— Start —

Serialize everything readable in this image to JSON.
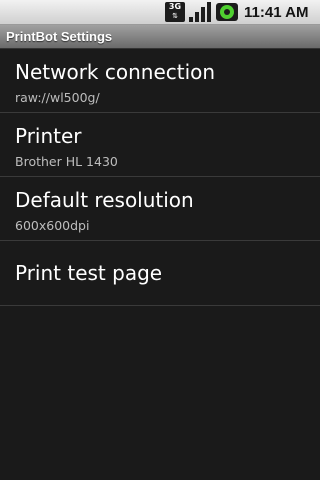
{
  "status_bar": {
    "network_type": "3G",
    "network_arrows": "⇅",
    "signal_icon": "signal-strength-icon",
    "battery_icon": "battery-icon",
    "time": "11:41 AM"
  },
  "title_bar": {
    "title": "PrintBot Settings"
  },
  "settings": [
    {
      "title": "Network connection",
      "summary": "raw://wl500g/"
    },
    {
      "title": "Printer",
      "summary": "Brother HL 1430"
    },
    {
      "title": "Default resolution",
      "summary": "600x600dpi"
    },
    {
      "title": "Print test page"
    }
  ]
}
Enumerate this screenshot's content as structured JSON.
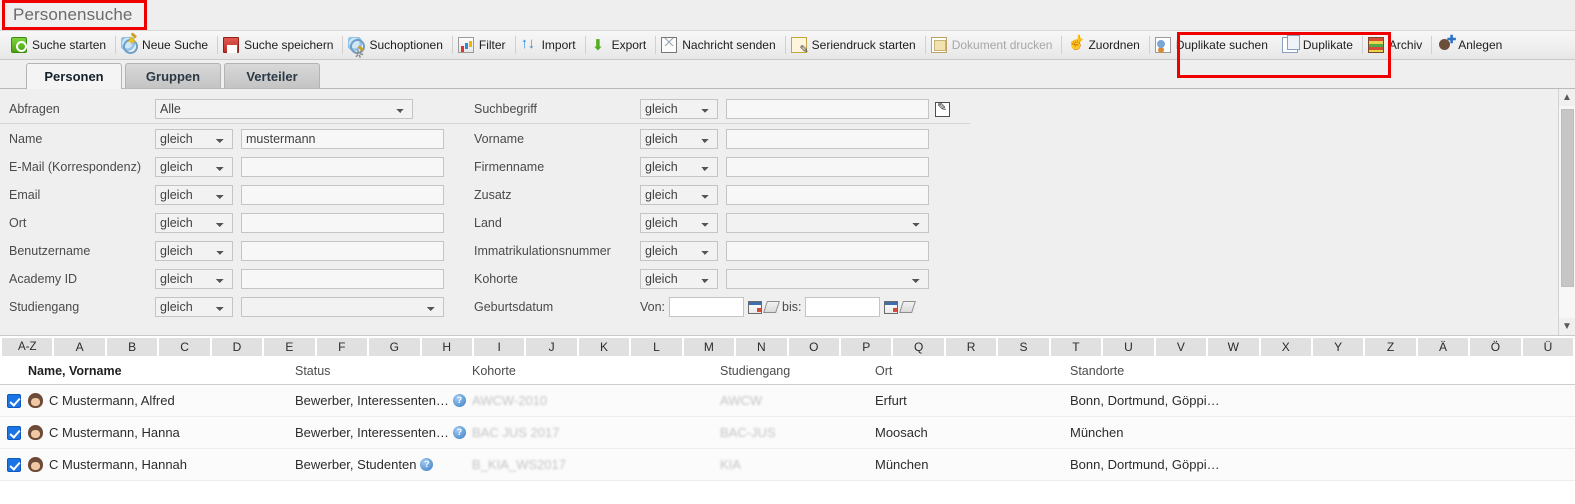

— End —

Reproduce the entries above without change, omitting all pictures.

Serialize everything readable in this image to JSON.
{
  "status_bar": {
    "network_type": "3G",
    "network_arrows": "⇅",
    "signal_icon": "signal-strength-icon",
    "battery_icon": "battery-icon",
    "time": "11:41 AM"
  },
  "title_bar": {
    "title": "PrintBot Settings"
  },
  "settings": [
    {
      "title": "Network connection",
      "summary": "raw://wl500g/"
    },
    {
      "title": "Printer",
      "summary": "Brother HL 1430"
    },
    {
      "title": "Default resolution",
      "summary": "600x600dpi"
    },
    {
      "title": "Print test page"
    }
  ]
}
Enumerate this screenshot's content as structured JSON.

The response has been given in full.